- **Directions**: Which lines below hold the word "page"? Copy all of them.

## START Provided data

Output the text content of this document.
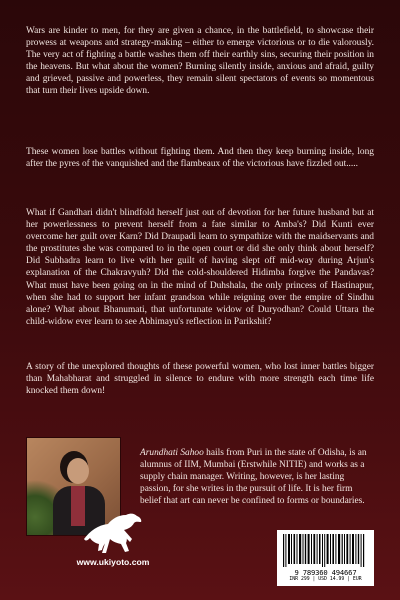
Wars are kinder to men, for they are given a chance, in the battlefield, to showcase their prowess at weapons and strategy-making – either to emerge victorious or to die valorously. The very act of fighting a battle washes them off their earthly sins, securing their position in the heavens. But what about the women? Burning silently inside, anxious and afraid, guilty and grieved, passive and powerless, they remain silent spectators of events so momentous that turn their lives upside down.

These women lose battles without fighting them. And then they keep burning inside, long after the pyres of the vanquished and the flambeaux of the victorious have fizzled out.....

What if Gandhari didn't blindfold herself just out of devotion for her future husband but at her powerlessness to prevent herself from a fate similar to Amba's? Did Kunti ever overcome her guilt over Karn? Did Draupadi learn to sympathize with the maidservants and the prostitutes she was compared to in the open court or did she only think about herself? Did Subhadra learn to live with her guilt of having slept off mid-way during Arjun's explanation of the Chakravyuh? Did the cold-shouldered Hidimba forgive the Pandavas? What must have been going on in the mind of Duhshala, the only princess of Hastinapur, when she had to support her infant grandson while reigning over the empire of Sindhu alone? What about Bhanumati, that unfortunate widow of Duryodhan? Could Uttara the child-widow ever learn to see Abhimayu's reflection in Parikshit?

A story of the unexplored thoughts of these powerful women, who lost inner battles bigger than Mahabharat and struggled in silence to endure with more strength each time life knocked them down!

Arundhati Sahoo hails from Puri in the state of Odisha, is an alumnus of IIM, Mumbai (Erstwhile NITIE) and works as a supply chain manager. Writing, however, is her lasting passion, for she writes in the pursuit of life. It is her firm belief that art can never be confined to forms or boundaries.

www.ukiyoto.com
9 789360 494667
INR 299 | USD 14.99 | EUR
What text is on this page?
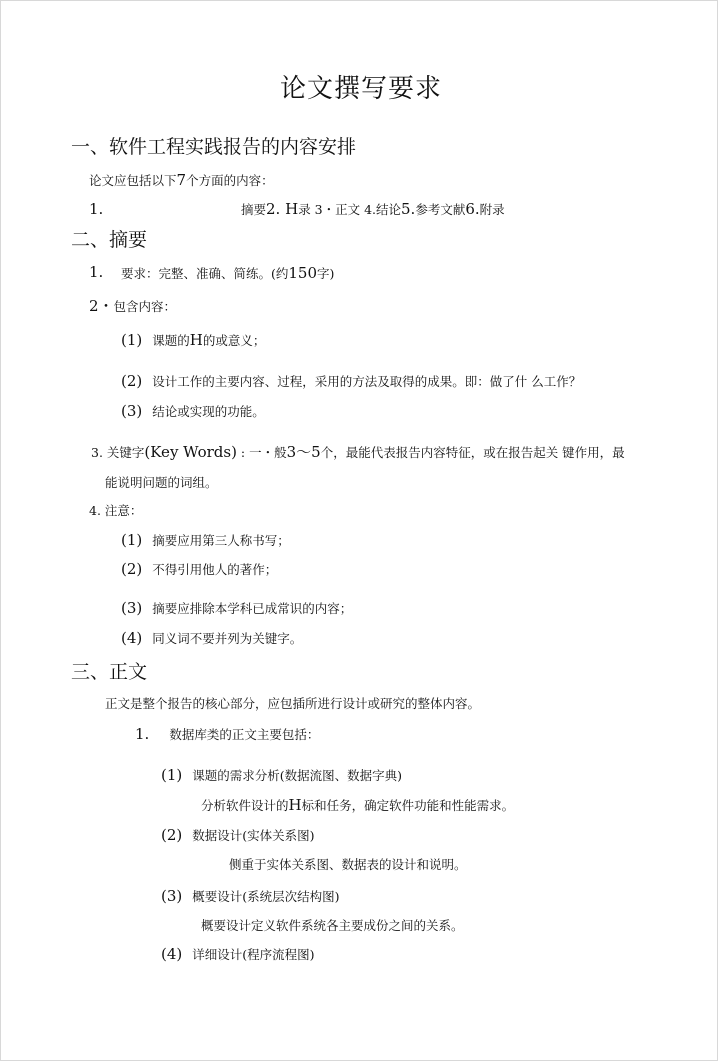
论文撰写要求
一、软件工程实践报告的内容安排
论文应包括以下7个方面的内容：
1.	摘要2. H录 3・正文 4.结论5.参考文献6.附录
二、摘要
1. 要求：完整、准确、简练。(约150字)
2・包含内容：
(1) 课题的H的或意义；
(2) 设计工作的主要内容、过程，采用的方法及取得的成果。即：做了什 么工作？
(3) 结论或实现的功能。
3. 关键字(Key Words) : 一・般3～5个，最能代表报告内容特征，或在报告起关 键作用，最
能说明问题的词组。
4. 注意：
(1) 摘要应用第三人称书写；
(2) 不得引用他人的著作；
(3) 摘要应排除本学科已成常识的内容；
(4) 同义词不要并列为关键字。
三、正文
正文是整个报告的核心部分，应包插所进行设计或研究的整体内容。
1. 数据库类的正文主要包括：
(1) 课题的需求分析(数据流图、数据字典)
分析软件设计的H标和任务，确定软件功能和性能需求。
(2) 数据设计(实体关系图)
侧重于实体关系图、数据表的设计和说明。
(3) 概要设计(系统层次结构图)
概要设计定义软件系统各主要成份之间的关系。
(4) 详细设计(程序流程图)
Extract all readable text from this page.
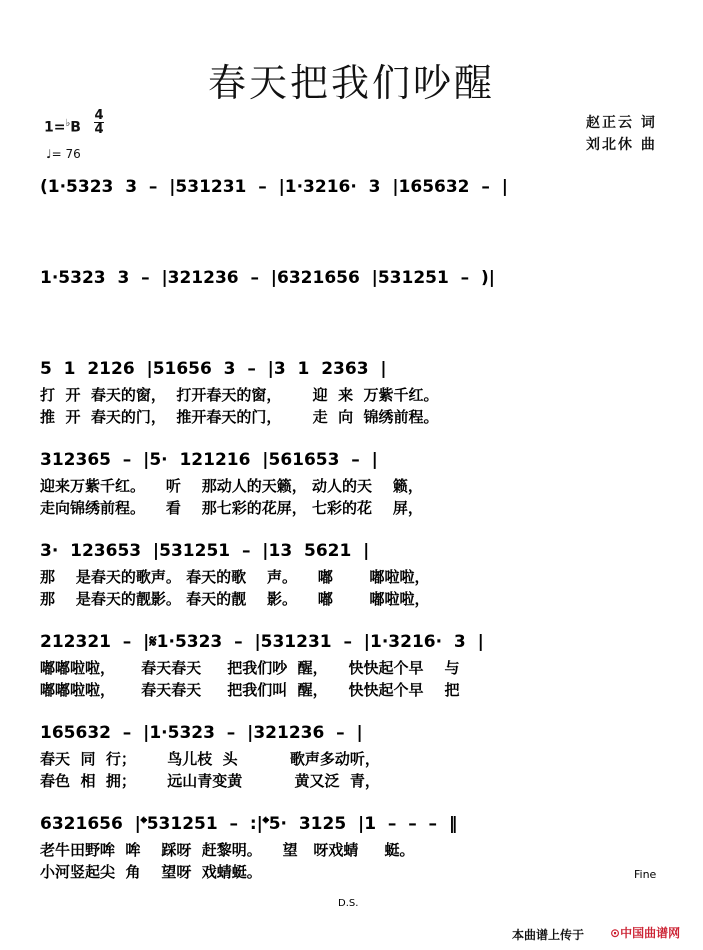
春天把我们吵醒
1=♭B
4
4
♩= 76
赵正云 词
刘北休 曲
(1·5323  3  –  |531231  –  |1·3216·  3  |165632  –  |
1·5323  3  –  |321236  –  |6321656  |531251  –  )|
5  1  2126  |51656  3  –  |3  1  2363  |
打  开  春天的窗，  打开春天的窗，      迎  来  万紫千红。
推  开  春天的门，  推开春天的门，      走  向  锦绣前程。
312365  –  |5·  121216  |561653  –  |
迎来万紫千红。    听    那动人的天籁， 动人的天    籁，
走向锦绣前程。    看    那七彩的花屏， 七彩的花    屏，
3·  123653  |531251  –  |13  5621  |
那    是春天的歌声。 春天的歌    声。    嘟       嘟啦啦，
那    是春天的靓影。 春天的靓    影。    嘟       嘟啦啦，
212321  –  |𝄋1·5323  –  |531231  –  |1·3216·  3  |
嘟嘟啦啦，     春天春天     把我们吵  醒，    快快起个早    与
嘟嘟啦啦，     春天春天     把我们叫  醒，    快快起个早    把
165632  –  |1·5323  –  |321236  –  |
春天  同  行；      鸟儿枝  头          歌声多动听，
春色  相  拥；      远山青变黄          黄又泛  青，
6321656  |𝄌531251  –  :|𝄌5·  3125  |1  –  –  –  ‖
老牛田野哞  哞    踩呀  赶黎明。    望   呀戏蜻     蜓。
小河竖起尖  角    望呀  戏蜻蜓。	Fine
D.S.
本曲谱上传于 ⊙中国曲谱网
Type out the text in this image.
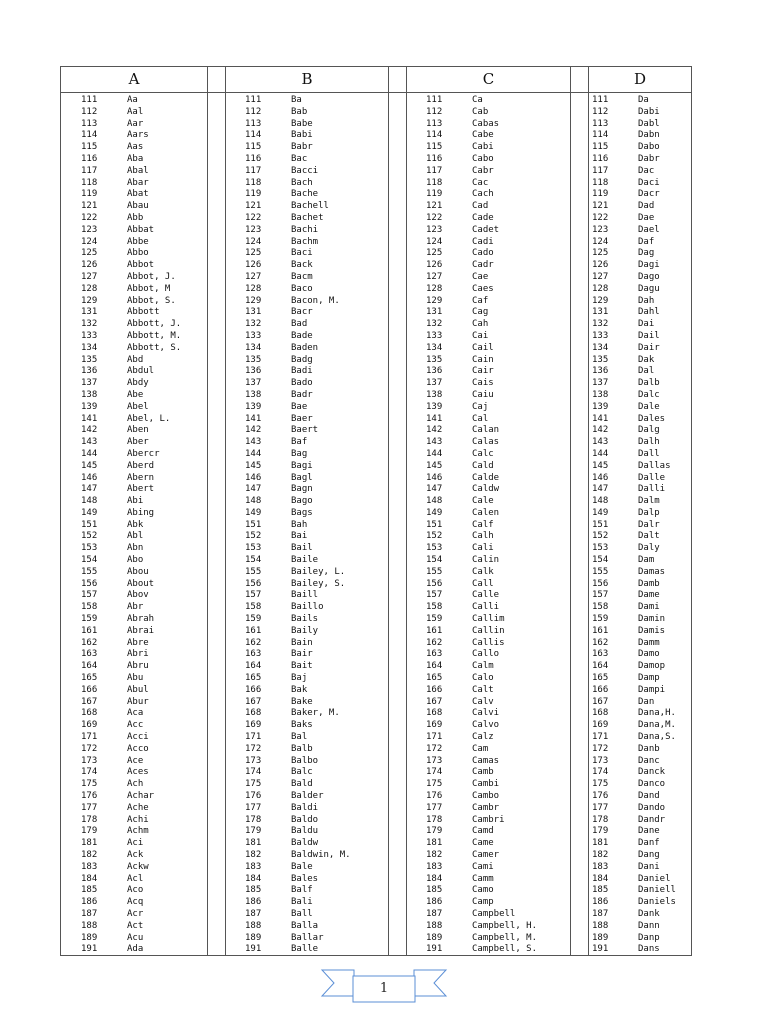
A
111	Aa
112	Aal
113	Aar
114	Aars
115	Aas
116	Aba
117	Abal
118	Abar
119	Abat
121	Abau
122	Abb
123	Abbat
124	Abbe
125	Abbo
126	Abbot
127	Abbot, J.
128	Abbot, M
129	Abbot, S.
131	Abbott
132	Abbott, J.
133	Abbott, M.
134	Abbott, S.
135	Abd
136	Abdul
137	Abdy
138	Abe
139	Abel
141	Abel, L.
142	Aben
143	Aber
144	Abercr
145	Aberd
146	Abern
147	Abert
148	Abi
149	Abing
151	Abk
152	Abl
153	Abn
154	Abo
155	Abou
156	About
157	Abov
158	Abr
159	Abrah
161	Abrai
162	Abre
163	Abri
164	Abru
165	Abu
166	Abul
167	Abur
168	Aca
169	Acc
171	Acci
172	Acco
173	Ace
174	Aces
175	Ach
176	Achar
177	Ache
178	Achi
179	Achm
181	Aci
182	Ack
183	Ackw
184	Acl
185	Aco
186	Acq
187	Acr
188	Act
189	Acu
191	Ada
B
111	Ba
112	Bab
113	Babe
114	Babi
115	Babr
116	Bac
117	Bacci
118	Bach
119	Bache
121	Bachell
122	Bachet
123	Bachi
124	Bachm
125	Baci
126	Back
127	Bacm
128	Baco
129	Bacon, M.
131	Bacr
132	Bad
133	Bade
134	Baden
135	Badg
136	Badi
137	Bado
138	Badr
139	Bae
141	Baer
142	Baert
143	Baf
144	Bag
145	Bagi
146	Bagl
147	Bagn
148	Bago
149	Bags
151	Bah
152	Bai
153	Bail
154	Baile
155	Bailey, L.
156	Bailey, S.
157	Baill
158	Baillo
159	Bails
161	Baily
162	Bain
163	Bair
164	Bait
165	Baj
166	Bak
167	Bake
168	Baker, M.
169	Baks
171	Bal
172	Balb
173	Balbo
174	Balc
175	Bald
176	Balder
177	Baldi
178	Baldo
179	Baldu
181	Baldw
182	Baldwin, M.
183	Bale
184	Bales
185	Balf
186	Bali
187	Ball
188	Balla
189	Ballar
191	Balle
C
111	Ca
112	Cab
113	Cabas
114	Cabe
115	Cabi
116	Cabo
117	Cabr
118	Cac
119	Cach
121	Cad
122	Cade
123	Cadet
124	Cadi
125	Cado
126	Cadr
127	Cae
128	Caes
129	Caf
131	Cag
132	Cah
133	Cai
134	Cail
135	Cain
136	Cair
137	Cais
138	Caiu
139	Caj
141	Cal
142	Calan
143	Calas
144	Calc
145	Cald
146	Calde
147	Caldw
148	Cale
149	Calen
151	Calf
152	Calh
153	Cali
154	Calin
155	Calk
156	Call
157	Calle
158	Calli
159	Callim
161	Callin
162	Callis
163	Callo
164	Calm
165	Calo
166	Calt
167	Calv
168	Calvi
169	Calvo
171	Calz
172	Cam
173	Camas
174	Camb
175	Cambi
176	Cambo
177	Cambr
178	Cambri
179	Camd
181	Came
182	Camer
183	Cami
184	Camm
185	Camo
186	Camp
187	Campbell
188	Campbell, H.
189	Campbell, M.
191	Campbell, S.
D
111	Da
112	Dabi
113	Dabl
114	Dabn
115	Dabo
116	Dabr
117	Dac
118	Daci
119	Dacr
121	Dad
122	Dae
123	Dael
124	Daf
125	Dag
126	Dagi
127	Dago
128	Dagu
129	Dah
131	Dahl
132	Dai
133	Dail
134	Dair
135	Dak
136	Dal
137	Dalb
138	Dalc
139	Dale
141	Dales
142	Dalg
143	Dalh
144	Dall
145	Dallas
146	Dalle
147	Dalli
148	Dalm
149	Dalp
151	Dalr
152	Dalt
153	Daly
154	Dam
155	Damas
156	Damb
157	Dame
158	Dami
159	Damin
161	Damis
162	Damm
163	Damo
164	Damop
165	Damp
166	Dampi
167	Dan
168	Dana,H.
169	Dana,M.
171	Dana,S.
172	Danb
173	Danc
174	Danck
175	Danco
176	Dand
177	Dando
178	Dandr
179	Dane
181	Danf
182	Dang
183	Dani
184	Daniel
185	Daniell
186	Daniels
187	Dank
188	Dann
189	Danp
191	Dans
1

## END Provided data

- **Task answer**:
What text is on this page?
Extract all readable text from this page.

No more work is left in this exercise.